══ AUSGEWÄHLTER TEXT
Bei der Suche und Auswahl potenzieller Kandidaten, um strategisch wichtige Funktionen zu besetzen, stellt sich insbesondere die Frage der Instrumentenwahl. Während sich für die Auswahl von Einstiegspositionen standardisierte Leistungs- und Persönlichkeitstests als effizient erweisen, bedarf es bei Customer/Key Account Managern eines ganzheitlicheren Ansatzes, um die Eignung abzuklären. Es gilt weniger festzustellen, ob der Kandidat ein überzeugender Verkäufer ist, sondern ob er das Rüstzeug mitbringt, um mit Schlüsselkunden langfristige Partnerschaften aufzubauen und finanziellen Mehrwert für beide Parteien nachhaltig zu generieren. Ein an der Studie beteiligter Verpackungsproduzent greift in diesem Fall in einem mehrtägigen Auswahlverfahren auf eine Kombination aus strukturierten Interviews, Fallaufgaben sowie die Erstellung und Präsentation eines Account-Business-Plans zurück. Diesem Verfahren liegt der Gedanke zugrunde, dass für Customer/Key Account Manager ein ähnlich strenger Maßstab gelten sollte wie für die Besetzung einer Managementposition – schließlich wird der Mitarbeiter mit der Betreuung von Schlüsselkunden beauftragt, welche teils mehr Umsatz generieren als einzelne Länderorganisationen.
════
══ QUELLENANGABEN
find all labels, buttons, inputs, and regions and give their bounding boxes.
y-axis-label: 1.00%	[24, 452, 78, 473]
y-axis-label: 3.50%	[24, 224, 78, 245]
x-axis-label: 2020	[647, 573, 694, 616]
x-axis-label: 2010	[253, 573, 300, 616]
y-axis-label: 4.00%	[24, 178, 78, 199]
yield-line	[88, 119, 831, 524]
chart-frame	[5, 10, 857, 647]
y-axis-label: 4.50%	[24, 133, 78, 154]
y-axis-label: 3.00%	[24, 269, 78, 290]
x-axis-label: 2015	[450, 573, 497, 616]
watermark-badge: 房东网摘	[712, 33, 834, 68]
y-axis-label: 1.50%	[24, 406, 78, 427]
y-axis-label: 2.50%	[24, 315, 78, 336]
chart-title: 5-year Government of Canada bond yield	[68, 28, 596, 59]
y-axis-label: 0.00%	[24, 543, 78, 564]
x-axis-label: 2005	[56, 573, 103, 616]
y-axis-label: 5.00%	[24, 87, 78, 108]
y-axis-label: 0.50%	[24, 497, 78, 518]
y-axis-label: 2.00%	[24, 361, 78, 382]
════
* [AUFGABE]
Stimmen diese Aussagen mit dem Text zur Auswahl von Key Account Managern überein? Antworte jeweils mit Ja oder Nein und zitiere die entscheidenden Worte wörtlich. (a) Für Einstiegspositionen sind standardisierte Tests effizient. (b) Der Verpackungsproduzent wählt in einem eintägigen Verfahren aus. (c) Manche Schlüsselkunden bringen mehr Umsatz als einzelne Länderorganisationen. Das Material braucht man hier nicht.

* [ERGEBNIS]
(a) Ja: „Während sich für die Auswahl von Einstiegspositionen standardisierte Leistungs- und Persönlichkeitstests als effizient erweisen“
(b) Nein: „in einem mehrtägigen Auswahlverfahren“
(c) Ja: „welche teils mehr Umsatz generieren als einzelne Länderorganisationen“